EXERCISE GOAL — Please copy the records below word for word, leaving out the pictures.
==== RECORDS ====
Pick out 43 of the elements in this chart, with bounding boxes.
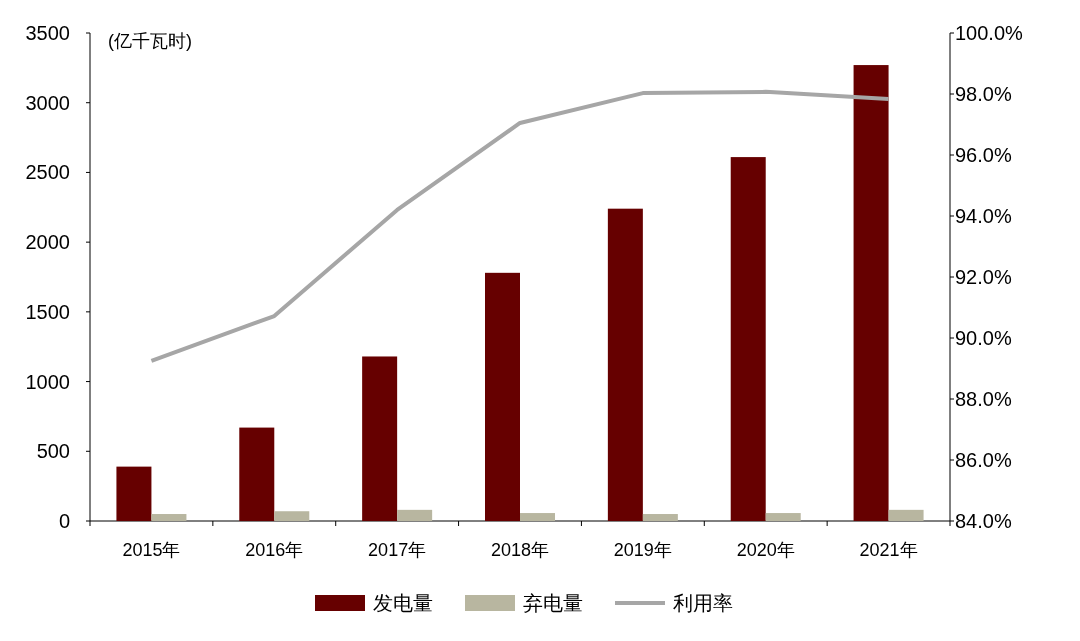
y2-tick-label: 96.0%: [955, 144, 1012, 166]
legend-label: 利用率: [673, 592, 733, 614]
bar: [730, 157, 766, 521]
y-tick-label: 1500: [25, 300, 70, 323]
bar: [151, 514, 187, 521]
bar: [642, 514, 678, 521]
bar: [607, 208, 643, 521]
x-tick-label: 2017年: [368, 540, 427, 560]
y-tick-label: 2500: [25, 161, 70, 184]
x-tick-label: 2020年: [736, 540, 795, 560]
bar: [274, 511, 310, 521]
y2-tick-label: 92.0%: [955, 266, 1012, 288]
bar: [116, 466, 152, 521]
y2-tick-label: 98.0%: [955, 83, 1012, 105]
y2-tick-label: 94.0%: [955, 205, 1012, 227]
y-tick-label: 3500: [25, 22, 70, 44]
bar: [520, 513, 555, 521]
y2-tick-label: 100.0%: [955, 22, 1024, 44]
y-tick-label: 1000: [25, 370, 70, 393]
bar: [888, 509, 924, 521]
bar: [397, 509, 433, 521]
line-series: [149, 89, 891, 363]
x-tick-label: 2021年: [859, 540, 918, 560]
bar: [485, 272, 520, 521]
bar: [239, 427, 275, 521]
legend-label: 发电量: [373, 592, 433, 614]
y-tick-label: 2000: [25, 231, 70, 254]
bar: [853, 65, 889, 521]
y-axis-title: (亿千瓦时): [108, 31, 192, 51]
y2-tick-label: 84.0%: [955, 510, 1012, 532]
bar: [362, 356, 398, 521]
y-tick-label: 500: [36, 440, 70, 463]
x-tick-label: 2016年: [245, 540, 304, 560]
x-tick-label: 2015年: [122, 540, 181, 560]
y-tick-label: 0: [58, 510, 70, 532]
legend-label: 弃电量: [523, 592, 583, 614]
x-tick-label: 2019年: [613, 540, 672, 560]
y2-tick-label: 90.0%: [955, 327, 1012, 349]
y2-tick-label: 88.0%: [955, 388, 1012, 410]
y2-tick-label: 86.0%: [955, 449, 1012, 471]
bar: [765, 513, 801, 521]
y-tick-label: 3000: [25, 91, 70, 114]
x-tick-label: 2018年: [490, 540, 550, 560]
====
RESULT OF THIS EXERCISE —
Pick out 43 of the elements in this chart, with bounding boxes.
y2-tick-label: 96.0%: [955, 144, 1012, 166]
legend-label: 利用率: [673, 592, 733, 614]
bar: [730, 157, 766, 521]
y-tick-label: 1500: [25, 300, 70, 323]
bar: [151, 514, 187, 521]
bar: [642, 514, 678, 521]
bar: [607, 208, 643, 521]
x-tick-label: 2017年: [368, 540, 427, 560]
y-tick-label: 2500: [25, 161, 70, 184]
x-tick-label: 2020年: [736, 540, 795, 560]
bar: [274, 511, 310, 521]
y2-tick-label: 92.0%: [955, 266, 1012, 288]
bar: [116, 466, 152, 521]
y2-tick-label: 98.0%: [955, 83, 1012, 105]
y2-tick-label: 94.0%: [955, 205, 1012, 227]
y-tick-label: 3500: [25, 22, 70, 44]
bar: [520, 513, 555, 521]
y2-tick-label: 100.0%: [955, 22, 1024, 44]
y-tick-label: 1000: [25, 370, 70, 393]
bar: [888, 509, 924, 521]
bar: [397, 509, 433, 521]
line-series: [149, 89, 891, 363]
x-tick-label: 2021年: [859, 540, 918, 560]
bar: [485, 272, 520, 521]
bar: [239, 427, 275, 521]
legend-label: 发电量: [373, 592, 433, 614]
y-tick-label: 2000: [25, 231, 70, 254]
bar: [853, 65, 889, 521]
y-axis-title: (亿千瓦时): [108, 31, 192, 51]
y2-tick-label: 84.0%: [955, 510, 1012, 532]
bar: [362, 356, 398, 521]
y-tick-label: 500: [36, 440, 70, 463]
x-tick-label: 2016年: [245, 540, 304, 560]
x-tick-label: 2015年: [122, 540, 181, 560]
y-tick-label: 0: [58, 510, 70, 532]
legend-label: 弃电量: [523, 592, 583, 614]
x-tick-label: 2019年: [613, 540, 672, 560]
y2-tick-label: 90.0%: [955, 327, 1012, 349]
y2-tick-label: 88.0%: [955, 388, 1012, 410]
y2-tick-label: 86.0%: [955, 449, 1012, 471]
bar: [765, 513, 801, 521]
y-tick-label: 3000: [25, 91, 70, 114]
x-tick-label: 2018年: [490, 540, 550, 560]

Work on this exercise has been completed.